What you have to do :: Find the lines containing the word "this" and copy every one of them.

Listing ::
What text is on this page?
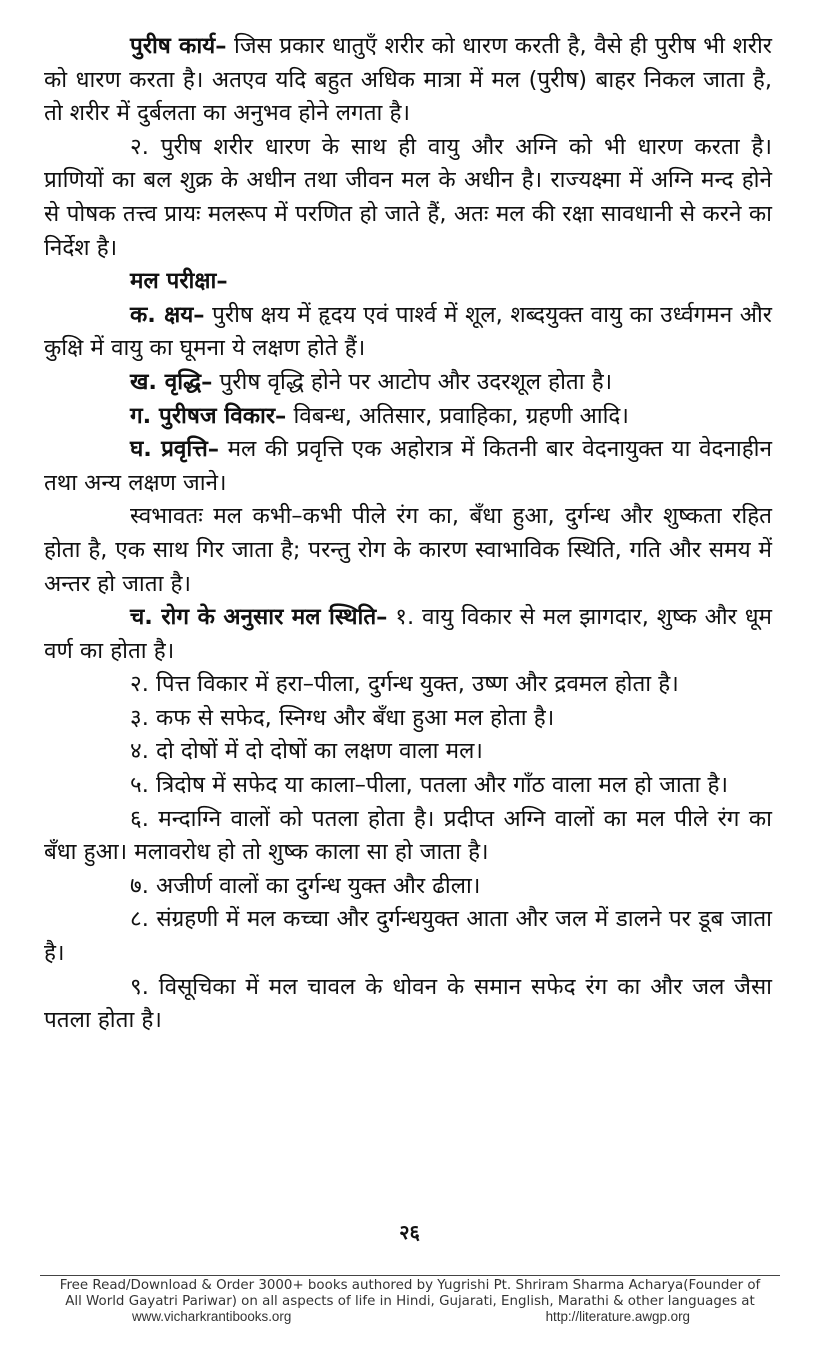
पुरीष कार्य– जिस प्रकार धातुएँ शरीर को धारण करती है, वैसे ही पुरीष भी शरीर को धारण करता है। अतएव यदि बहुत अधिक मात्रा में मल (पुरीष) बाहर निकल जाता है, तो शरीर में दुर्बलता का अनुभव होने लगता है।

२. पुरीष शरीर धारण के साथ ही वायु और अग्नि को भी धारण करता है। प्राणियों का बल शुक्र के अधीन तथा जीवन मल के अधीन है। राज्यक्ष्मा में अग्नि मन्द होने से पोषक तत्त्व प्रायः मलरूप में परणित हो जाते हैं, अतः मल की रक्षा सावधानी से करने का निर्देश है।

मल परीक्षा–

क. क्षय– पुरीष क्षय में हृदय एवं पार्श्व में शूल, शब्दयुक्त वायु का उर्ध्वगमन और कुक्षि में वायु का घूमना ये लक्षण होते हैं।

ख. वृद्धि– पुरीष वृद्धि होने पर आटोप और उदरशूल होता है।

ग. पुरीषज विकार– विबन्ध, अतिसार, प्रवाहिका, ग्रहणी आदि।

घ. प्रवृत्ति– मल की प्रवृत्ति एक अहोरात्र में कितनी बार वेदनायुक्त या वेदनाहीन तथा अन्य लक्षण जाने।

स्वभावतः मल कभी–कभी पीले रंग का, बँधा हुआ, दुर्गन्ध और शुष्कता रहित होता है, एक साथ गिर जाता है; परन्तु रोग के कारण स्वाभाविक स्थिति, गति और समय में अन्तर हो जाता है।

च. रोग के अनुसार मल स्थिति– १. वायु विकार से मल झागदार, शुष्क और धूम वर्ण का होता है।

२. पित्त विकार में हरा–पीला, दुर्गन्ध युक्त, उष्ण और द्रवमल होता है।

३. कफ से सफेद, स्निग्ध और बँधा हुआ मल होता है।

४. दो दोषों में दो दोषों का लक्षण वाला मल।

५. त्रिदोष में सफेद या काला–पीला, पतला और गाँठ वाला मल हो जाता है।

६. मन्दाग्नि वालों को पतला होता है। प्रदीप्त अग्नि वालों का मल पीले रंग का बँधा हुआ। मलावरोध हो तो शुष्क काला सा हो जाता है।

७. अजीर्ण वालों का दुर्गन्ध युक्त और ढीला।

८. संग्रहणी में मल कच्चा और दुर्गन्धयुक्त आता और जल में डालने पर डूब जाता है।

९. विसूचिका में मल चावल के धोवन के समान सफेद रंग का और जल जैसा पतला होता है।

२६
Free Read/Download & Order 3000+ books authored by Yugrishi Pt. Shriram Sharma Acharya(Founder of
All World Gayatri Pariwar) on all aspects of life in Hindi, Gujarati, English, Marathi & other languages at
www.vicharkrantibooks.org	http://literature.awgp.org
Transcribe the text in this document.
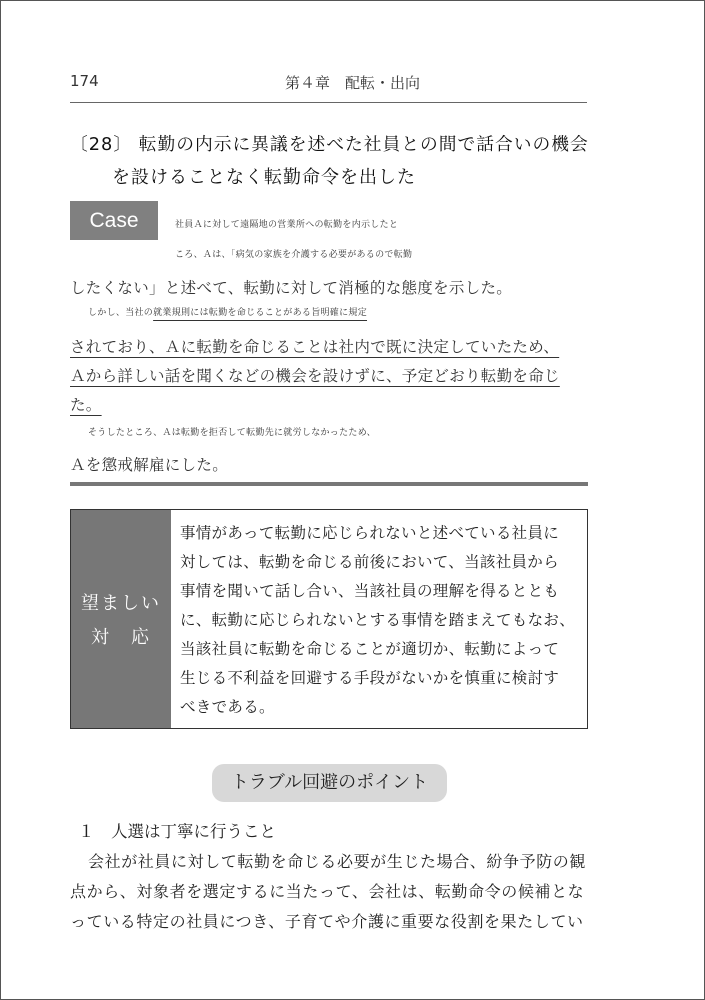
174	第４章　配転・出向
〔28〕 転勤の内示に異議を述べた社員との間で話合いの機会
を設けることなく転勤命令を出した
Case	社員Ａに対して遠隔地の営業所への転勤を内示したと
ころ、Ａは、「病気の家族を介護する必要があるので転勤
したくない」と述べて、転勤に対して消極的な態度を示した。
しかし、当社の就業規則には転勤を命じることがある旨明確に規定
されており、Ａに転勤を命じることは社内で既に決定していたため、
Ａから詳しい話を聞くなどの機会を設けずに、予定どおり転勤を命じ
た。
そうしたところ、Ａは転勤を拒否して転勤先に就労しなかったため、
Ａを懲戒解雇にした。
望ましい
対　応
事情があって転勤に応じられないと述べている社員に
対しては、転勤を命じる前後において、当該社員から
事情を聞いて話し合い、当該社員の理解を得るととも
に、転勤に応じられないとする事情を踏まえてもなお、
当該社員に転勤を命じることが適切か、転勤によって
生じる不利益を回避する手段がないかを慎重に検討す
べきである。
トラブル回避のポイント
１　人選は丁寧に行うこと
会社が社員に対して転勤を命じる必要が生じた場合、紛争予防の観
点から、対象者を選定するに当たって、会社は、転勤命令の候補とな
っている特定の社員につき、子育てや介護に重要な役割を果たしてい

Exercise answer ::
What text is on this page?
Transcribe the text in this document.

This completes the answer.